═════ Data shown ═════

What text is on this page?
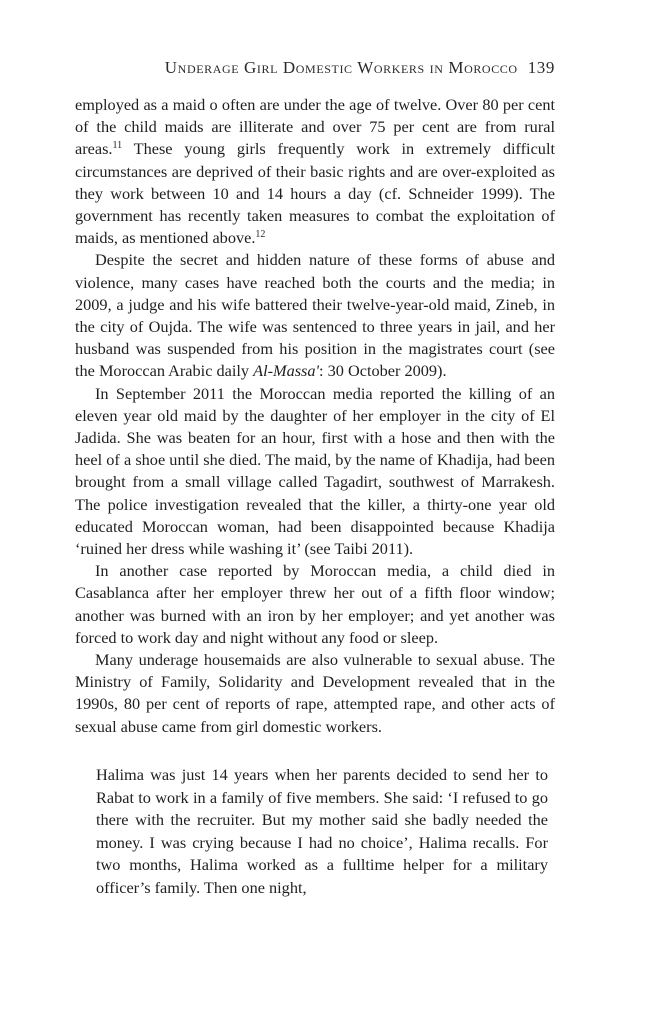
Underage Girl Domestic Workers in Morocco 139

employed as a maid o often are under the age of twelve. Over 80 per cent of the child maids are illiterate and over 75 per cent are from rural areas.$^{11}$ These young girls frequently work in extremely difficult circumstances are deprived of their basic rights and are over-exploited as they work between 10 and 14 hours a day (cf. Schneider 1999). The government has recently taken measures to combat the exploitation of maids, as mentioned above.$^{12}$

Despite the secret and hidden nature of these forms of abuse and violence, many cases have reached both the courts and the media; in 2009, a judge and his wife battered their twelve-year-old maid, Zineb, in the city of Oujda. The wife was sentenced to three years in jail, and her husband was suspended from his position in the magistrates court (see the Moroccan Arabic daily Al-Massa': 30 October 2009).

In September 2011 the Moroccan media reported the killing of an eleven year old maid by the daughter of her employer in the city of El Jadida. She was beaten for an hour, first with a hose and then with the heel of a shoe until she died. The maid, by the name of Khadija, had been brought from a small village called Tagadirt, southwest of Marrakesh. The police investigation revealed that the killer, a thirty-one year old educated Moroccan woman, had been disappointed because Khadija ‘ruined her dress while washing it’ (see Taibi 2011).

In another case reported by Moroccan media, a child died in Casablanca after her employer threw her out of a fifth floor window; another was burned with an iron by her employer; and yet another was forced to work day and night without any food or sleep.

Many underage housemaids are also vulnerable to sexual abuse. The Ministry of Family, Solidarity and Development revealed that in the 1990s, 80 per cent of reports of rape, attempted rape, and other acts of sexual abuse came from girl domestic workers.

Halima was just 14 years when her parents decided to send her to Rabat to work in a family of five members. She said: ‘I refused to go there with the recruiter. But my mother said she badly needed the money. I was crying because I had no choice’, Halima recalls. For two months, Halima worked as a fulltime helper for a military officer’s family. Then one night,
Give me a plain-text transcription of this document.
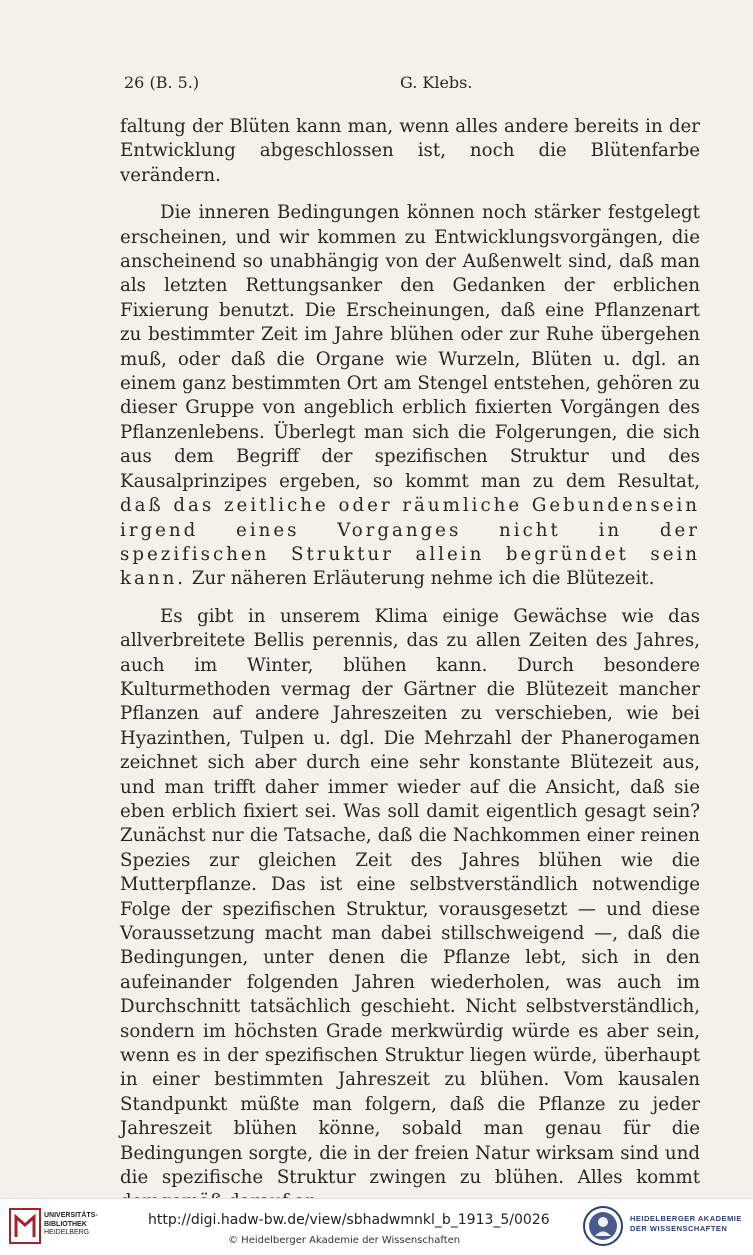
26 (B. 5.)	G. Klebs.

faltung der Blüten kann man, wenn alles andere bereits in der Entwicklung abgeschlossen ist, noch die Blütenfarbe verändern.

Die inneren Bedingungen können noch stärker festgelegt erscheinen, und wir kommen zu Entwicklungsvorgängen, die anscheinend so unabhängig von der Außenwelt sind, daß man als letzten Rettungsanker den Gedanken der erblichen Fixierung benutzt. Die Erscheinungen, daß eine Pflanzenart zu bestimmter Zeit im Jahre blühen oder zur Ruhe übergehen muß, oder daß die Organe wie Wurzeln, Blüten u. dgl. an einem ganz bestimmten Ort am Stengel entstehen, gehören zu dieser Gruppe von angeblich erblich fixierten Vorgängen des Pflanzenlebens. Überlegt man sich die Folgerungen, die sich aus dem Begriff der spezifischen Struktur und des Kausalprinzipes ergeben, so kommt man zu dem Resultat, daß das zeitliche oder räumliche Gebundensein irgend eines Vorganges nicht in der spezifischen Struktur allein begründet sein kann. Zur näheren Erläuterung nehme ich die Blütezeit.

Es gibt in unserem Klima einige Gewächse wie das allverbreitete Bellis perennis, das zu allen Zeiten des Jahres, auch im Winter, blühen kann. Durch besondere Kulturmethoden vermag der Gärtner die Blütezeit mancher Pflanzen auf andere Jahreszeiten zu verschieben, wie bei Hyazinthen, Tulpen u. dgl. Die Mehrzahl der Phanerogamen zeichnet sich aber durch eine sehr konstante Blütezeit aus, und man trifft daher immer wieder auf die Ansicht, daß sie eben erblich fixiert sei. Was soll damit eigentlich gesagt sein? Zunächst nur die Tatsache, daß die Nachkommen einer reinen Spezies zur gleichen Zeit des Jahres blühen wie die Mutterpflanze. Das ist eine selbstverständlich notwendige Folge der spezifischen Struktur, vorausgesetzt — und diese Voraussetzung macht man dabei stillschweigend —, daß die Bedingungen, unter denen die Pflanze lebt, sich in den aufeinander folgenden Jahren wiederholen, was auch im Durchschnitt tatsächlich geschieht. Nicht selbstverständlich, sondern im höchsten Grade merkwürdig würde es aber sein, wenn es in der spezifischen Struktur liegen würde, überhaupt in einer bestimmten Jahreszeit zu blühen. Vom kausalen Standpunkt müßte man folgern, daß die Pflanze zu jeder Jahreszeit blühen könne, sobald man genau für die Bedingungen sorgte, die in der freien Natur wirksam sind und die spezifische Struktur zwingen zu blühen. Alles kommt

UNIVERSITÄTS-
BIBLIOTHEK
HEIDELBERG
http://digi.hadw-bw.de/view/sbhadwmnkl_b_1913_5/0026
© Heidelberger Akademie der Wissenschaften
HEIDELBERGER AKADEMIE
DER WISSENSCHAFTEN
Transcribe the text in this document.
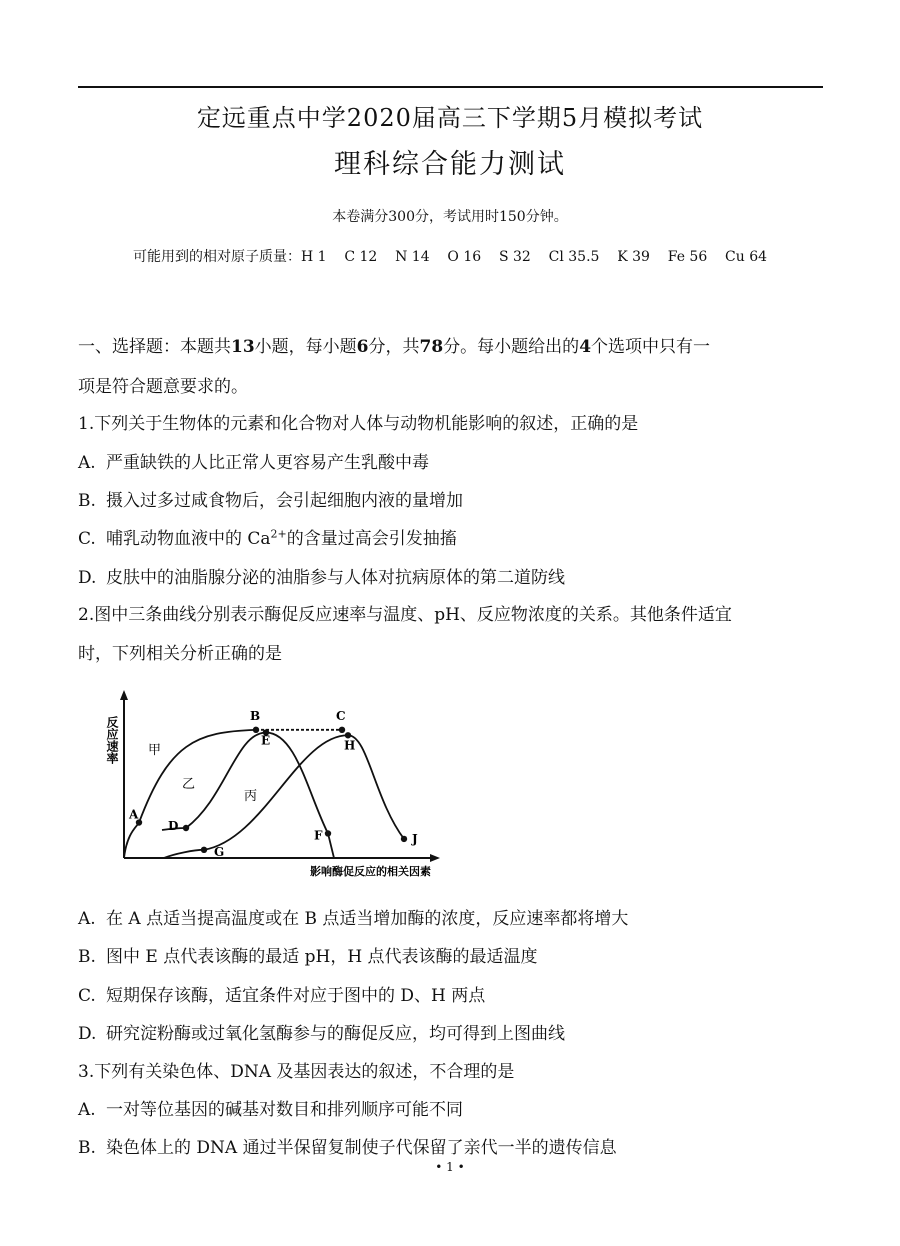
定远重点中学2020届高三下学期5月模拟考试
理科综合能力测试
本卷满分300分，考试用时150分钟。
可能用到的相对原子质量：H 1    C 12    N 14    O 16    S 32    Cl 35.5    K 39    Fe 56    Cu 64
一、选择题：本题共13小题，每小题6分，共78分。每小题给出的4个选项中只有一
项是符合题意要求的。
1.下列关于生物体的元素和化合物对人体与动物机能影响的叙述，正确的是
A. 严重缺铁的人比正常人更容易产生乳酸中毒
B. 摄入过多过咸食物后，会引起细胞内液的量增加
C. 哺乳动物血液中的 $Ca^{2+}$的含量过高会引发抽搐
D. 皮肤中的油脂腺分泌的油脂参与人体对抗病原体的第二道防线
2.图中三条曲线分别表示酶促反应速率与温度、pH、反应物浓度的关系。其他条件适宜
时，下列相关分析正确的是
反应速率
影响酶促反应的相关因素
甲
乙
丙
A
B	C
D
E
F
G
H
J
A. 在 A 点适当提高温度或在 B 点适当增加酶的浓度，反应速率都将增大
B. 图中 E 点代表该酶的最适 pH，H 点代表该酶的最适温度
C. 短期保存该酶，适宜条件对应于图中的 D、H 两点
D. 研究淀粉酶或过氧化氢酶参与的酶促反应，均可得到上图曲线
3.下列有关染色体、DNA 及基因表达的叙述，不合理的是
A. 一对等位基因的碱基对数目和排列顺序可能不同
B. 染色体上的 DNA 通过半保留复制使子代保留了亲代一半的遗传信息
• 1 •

═════
═════ Data shown ═════

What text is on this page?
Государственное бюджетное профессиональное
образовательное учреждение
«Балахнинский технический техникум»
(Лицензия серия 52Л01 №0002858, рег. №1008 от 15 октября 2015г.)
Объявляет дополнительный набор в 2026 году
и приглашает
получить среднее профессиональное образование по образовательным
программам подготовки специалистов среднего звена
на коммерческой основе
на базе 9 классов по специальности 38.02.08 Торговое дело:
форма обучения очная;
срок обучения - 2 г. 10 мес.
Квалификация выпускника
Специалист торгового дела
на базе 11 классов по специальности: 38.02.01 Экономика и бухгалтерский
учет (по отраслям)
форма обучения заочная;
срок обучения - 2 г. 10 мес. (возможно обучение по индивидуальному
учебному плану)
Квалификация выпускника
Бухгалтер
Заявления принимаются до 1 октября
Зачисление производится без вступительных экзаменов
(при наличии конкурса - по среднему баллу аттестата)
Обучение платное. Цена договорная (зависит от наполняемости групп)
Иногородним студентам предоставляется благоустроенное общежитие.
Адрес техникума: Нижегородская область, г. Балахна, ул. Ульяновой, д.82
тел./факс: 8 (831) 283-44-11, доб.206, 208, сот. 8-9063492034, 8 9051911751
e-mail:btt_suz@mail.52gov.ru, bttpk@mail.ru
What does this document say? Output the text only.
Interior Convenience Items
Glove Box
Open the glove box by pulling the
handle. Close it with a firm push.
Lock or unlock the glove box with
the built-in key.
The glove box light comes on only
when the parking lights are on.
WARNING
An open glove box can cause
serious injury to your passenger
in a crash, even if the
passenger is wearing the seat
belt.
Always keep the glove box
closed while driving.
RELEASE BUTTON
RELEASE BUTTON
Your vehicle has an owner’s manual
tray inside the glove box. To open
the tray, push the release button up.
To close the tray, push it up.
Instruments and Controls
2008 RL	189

═════
═════ Data shown ═════

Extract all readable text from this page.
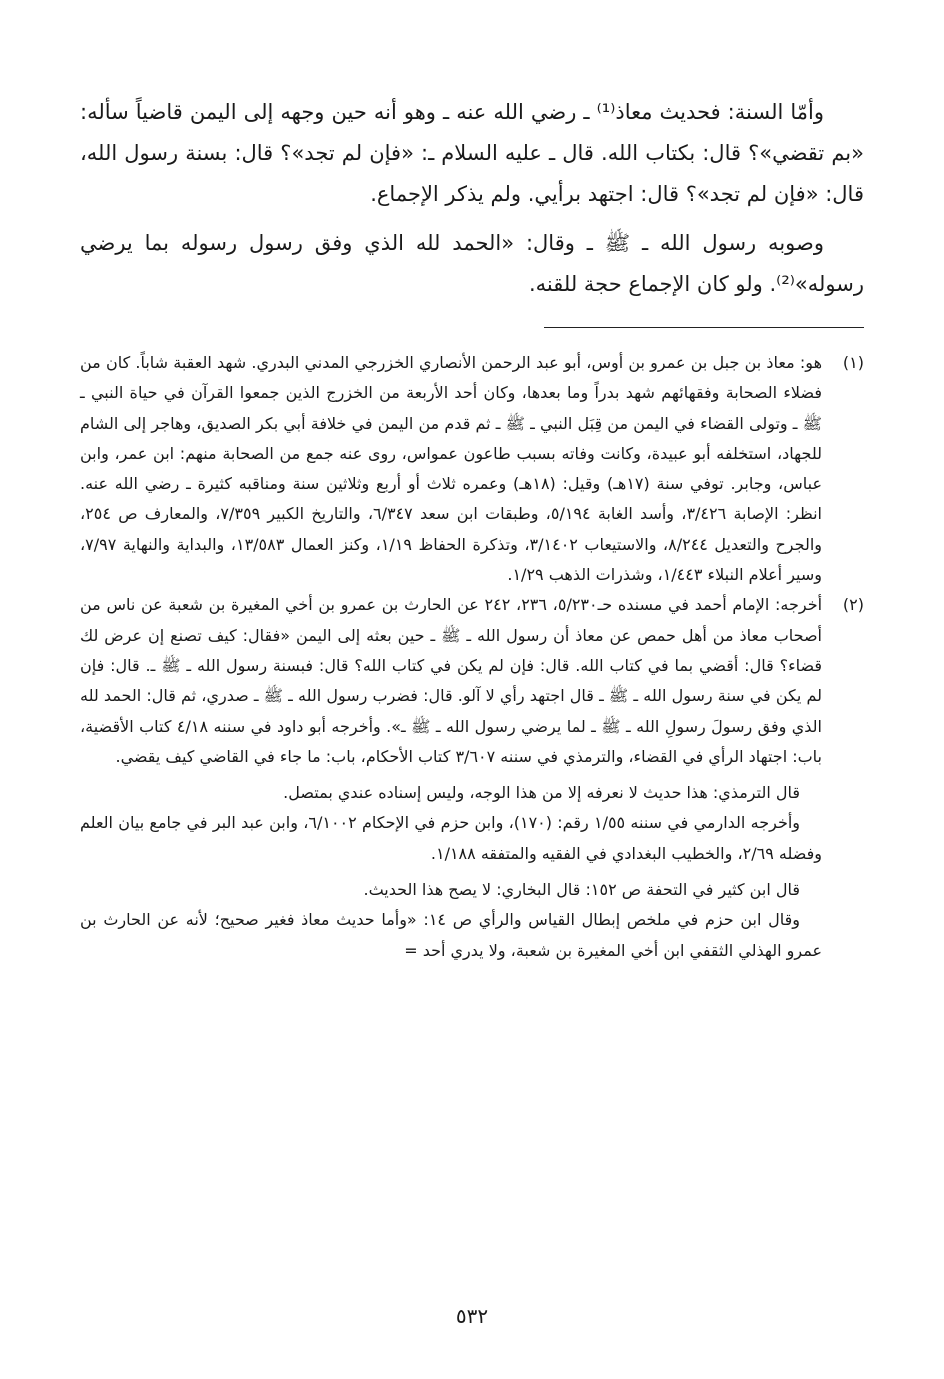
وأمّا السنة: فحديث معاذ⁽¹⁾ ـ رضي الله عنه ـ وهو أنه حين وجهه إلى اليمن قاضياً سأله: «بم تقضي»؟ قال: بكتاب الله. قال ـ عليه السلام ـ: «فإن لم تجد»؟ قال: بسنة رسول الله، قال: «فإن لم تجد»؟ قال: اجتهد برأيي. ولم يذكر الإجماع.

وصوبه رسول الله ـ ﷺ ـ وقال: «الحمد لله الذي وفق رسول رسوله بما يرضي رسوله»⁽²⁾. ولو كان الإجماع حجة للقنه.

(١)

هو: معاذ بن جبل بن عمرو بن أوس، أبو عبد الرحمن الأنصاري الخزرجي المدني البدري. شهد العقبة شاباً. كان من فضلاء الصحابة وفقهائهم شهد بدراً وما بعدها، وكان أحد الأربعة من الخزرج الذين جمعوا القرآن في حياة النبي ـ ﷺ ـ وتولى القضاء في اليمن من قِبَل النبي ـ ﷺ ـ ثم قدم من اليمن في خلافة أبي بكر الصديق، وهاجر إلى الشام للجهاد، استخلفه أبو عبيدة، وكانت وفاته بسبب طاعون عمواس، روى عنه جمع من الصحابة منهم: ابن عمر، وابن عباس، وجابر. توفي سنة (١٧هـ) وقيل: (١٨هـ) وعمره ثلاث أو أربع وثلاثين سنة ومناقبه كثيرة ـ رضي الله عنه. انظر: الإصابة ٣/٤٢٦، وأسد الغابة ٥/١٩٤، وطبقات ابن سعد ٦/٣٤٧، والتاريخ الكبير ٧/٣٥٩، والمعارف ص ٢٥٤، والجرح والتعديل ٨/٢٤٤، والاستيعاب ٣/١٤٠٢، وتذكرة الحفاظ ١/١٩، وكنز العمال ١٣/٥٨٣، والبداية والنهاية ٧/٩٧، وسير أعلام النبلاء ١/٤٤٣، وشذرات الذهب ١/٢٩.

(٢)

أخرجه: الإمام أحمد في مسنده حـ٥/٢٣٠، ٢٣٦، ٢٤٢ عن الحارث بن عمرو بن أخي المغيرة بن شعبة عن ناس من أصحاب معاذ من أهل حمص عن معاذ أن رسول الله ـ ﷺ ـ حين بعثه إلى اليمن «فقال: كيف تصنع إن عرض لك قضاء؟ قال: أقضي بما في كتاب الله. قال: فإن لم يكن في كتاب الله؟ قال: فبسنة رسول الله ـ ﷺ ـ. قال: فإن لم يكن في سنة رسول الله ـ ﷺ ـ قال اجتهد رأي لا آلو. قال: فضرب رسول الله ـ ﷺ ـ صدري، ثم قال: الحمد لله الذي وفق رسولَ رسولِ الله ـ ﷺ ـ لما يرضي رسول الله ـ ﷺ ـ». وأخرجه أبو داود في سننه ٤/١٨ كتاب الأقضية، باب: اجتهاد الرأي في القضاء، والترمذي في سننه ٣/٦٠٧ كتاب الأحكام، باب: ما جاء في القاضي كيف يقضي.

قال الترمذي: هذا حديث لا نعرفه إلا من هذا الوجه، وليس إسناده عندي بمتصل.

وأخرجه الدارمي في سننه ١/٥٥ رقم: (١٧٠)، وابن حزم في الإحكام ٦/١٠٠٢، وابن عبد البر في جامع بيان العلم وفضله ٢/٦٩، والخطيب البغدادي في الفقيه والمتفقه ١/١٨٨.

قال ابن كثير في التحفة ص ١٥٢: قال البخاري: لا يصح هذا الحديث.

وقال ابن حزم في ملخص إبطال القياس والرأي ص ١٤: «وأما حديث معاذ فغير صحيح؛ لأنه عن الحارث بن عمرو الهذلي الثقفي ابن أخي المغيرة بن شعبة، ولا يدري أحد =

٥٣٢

═════

*What the task requires*: Locate the word "this" in the data above. Copy every line carrying it.

*Response to the task*:
What text is on this page?
Give me a plain-text transcription of this document.
Transcribe the text in this document.
What text is on this page?
What does this document say? Output the text only.
Extract all readable text from this page.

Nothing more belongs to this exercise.